→ **Texto proporcionado**

□ □ □ □ □

¿MEJORAR EL MUNDO O SALVAR LAS ALMAS?

El centro del Evangelio: la salvación del alma

"He venido a buscar y a salvar lo que estaba perdido"

En los últimos años, dentro y fuera de la Iglesia, se ha hablado con insistencia de cuestiones sociales: la pobreza, el cambio climático, la migración, la justicia global, la paz. Todo eso tiene su lugar. La Doctrina Social de la Iglesia nació precisamente para ofrecer una luz evangélica sobre los problemas humanos, proponiendo principios que ayuden a construir un mundo más justo y fraterno. Sin embargo, es necesario recordar que esta doctrina no es el centro del Evangelio, sino una consecuencia de él.

El Evangelio no se resume en una ética social, sino en un anuncio: Jesucristo ha muerto y ha resucitado para salvarnos. Esa es la Buena Noticia que la Iglesia está llamada a proclamar con urgencia. La misión esencial de la Iglesia no consiste en hacer del mundo un lugar más cómodo, sino en llevar a los hombres a la salvación eterna.

□ □ □ □ □

→ **Consigna**
Reproduce tal cual el pasaje del texto sobre la salvación del alma que comienza con las palabras "En los últimos" y termina con "la salvación eterna.". El material que aparece a continuación es independiente del texto sobre la salvación del alma.

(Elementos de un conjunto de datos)
□ □ □ □ □

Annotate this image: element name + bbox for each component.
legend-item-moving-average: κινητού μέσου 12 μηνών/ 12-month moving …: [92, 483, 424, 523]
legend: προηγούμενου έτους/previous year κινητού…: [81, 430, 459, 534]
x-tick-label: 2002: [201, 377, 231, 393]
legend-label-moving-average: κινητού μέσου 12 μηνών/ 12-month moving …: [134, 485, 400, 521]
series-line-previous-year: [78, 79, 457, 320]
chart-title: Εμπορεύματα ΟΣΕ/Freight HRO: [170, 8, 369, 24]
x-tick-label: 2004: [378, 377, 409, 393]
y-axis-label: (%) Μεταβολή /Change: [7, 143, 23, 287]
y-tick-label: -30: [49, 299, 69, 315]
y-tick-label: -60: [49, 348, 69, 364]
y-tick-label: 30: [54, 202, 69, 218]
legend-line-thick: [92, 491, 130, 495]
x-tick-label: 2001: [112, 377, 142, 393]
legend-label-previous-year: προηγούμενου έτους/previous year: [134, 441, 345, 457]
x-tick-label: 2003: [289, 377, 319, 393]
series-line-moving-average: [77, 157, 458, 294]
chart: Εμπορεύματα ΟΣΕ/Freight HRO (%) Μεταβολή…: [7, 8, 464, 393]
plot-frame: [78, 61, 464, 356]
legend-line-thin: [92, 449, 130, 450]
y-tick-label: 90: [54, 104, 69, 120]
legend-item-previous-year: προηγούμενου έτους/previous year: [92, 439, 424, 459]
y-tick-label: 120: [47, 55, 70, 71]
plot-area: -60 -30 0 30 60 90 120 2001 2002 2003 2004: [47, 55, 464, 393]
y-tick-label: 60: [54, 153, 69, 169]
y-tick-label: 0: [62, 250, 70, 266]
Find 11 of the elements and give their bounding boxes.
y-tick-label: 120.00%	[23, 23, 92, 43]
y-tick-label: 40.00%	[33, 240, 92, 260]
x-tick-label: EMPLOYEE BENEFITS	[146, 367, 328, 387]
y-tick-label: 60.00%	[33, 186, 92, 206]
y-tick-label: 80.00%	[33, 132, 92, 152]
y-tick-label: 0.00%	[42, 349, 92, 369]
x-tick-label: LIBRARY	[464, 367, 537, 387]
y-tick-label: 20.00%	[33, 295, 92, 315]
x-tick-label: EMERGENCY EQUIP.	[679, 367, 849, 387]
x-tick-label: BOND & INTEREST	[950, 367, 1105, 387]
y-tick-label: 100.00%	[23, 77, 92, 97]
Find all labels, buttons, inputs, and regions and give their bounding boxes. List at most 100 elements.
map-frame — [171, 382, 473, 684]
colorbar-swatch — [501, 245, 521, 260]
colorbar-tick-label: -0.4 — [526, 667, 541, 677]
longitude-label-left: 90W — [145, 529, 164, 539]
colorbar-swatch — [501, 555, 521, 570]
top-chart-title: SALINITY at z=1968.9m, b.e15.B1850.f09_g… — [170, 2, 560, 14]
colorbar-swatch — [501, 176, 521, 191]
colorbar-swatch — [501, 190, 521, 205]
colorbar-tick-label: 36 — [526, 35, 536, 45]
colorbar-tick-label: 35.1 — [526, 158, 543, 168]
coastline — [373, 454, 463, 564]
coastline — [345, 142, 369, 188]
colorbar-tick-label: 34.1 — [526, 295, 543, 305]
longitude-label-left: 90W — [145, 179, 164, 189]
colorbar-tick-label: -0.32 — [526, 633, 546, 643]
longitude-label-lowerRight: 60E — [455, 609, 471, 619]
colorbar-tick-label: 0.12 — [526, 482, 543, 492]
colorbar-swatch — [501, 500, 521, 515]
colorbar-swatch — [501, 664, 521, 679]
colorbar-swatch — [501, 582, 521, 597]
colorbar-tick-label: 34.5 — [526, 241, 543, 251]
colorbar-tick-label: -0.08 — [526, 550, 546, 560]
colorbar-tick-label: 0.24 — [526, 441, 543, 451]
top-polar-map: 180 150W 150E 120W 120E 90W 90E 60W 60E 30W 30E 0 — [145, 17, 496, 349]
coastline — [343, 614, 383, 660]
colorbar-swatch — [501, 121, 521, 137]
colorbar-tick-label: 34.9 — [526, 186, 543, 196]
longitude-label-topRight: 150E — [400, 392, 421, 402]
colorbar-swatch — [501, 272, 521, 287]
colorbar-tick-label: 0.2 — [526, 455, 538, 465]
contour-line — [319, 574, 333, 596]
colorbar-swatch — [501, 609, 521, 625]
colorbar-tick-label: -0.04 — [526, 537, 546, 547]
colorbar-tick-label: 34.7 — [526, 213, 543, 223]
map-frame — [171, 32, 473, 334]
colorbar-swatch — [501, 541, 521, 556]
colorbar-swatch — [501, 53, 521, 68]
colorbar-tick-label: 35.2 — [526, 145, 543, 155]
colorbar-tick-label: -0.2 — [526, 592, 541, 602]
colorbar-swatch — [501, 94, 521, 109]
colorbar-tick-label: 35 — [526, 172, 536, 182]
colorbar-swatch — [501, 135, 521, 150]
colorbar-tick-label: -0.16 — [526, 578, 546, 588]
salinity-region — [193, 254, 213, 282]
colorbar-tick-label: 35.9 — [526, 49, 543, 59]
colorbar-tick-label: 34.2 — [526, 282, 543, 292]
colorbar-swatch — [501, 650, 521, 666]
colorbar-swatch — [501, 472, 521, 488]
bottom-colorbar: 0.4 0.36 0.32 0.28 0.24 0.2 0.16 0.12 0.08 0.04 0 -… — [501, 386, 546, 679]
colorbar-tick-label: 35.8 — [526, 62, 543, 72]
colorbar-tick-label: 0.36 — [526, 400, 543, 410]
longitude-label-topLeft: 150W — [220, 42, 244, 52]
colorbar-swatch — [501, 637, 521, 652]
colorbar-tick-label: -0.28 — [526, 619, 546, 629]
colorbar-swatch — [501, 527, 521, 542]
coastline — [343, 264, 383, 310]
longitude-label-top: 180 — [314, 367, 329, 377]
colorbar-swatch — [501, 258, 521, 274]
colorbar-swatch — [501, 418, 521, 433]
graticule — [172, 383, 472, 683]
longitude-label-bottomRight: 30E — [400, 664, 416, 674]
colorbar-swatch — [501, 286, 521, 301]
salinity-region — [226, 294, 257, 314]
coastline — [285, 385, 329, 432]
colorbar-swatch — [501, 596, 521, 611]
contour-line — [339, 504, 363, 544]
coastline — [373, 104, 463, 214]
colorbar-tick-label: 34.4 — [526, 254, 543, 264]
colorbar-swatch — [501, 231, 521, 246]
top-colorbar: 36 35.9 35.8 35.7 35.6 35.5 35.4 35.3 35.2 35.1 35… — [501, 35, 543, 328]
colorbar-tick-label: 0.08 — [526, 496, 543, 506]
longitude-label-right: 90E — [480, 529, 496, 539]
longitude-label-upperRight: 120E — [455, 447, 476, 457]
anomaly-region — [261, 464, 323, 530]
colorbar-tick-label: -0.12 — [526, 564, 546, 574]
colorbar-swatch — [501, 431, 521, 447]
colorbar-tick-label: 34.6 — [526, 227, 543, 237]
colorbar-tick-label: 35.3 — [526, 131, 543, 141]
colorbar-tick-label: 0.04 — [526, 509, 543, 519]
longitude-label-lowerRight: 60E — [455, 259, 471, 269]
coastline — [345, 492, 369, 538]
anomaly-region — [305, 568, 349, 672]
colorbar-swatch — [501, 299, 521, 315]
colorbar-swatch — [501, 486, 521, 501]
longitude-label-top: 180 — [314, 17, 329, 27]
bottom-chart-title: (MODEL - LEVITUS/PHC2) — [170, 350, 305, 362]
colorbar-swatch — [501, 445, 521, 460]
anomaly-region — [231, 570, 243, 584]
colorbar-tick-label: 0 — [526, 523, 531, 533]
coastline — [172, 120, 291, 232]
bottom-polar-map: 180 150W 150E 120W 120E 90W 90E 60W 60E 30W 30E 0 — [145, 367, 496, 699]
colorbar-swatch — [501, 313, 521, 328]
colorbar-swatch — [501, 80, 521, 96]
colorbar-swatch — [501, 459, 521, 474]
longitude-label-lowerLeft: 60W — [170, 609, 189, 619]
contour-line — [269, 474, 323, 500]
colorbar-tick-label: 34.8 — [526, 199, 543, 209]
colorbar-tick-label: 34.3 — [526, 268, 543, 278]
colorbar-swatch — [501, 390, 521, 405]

□ □ □ □ □

→ **Respuesta a continuación**
En los últimos años, dentro y fuera de la Iglesia, se ha hablado con insistencia de cuestiones sociales: la pobreza, el cambio climático, la migración, la justicia global, la paz. Todo eso tiene su lugar. La Doctrina Social de la Iglesia nació precisamente para ofrecer una luz evangélica sobre los problemas humanos, proponiendo principios que ayuden a construir un mundo más justo y fraterno. Sin embargo, es necesario recordar que esta doctrina no es el centro del Evangelio, sino una consecuencia de él.

El Evangelio no se resume en una ética social, sino en un anuncio: Jesucristo ha muerto y ha resucitado para salvarnos. Esa es la Buena Noticia que la Iglesia está llamada a proclamar con urgencia. La misión esencial de la Iglesia no consiste en hacer del mundo un lugar más cómodo, sino en llevar a los hombres a la salvación eterna.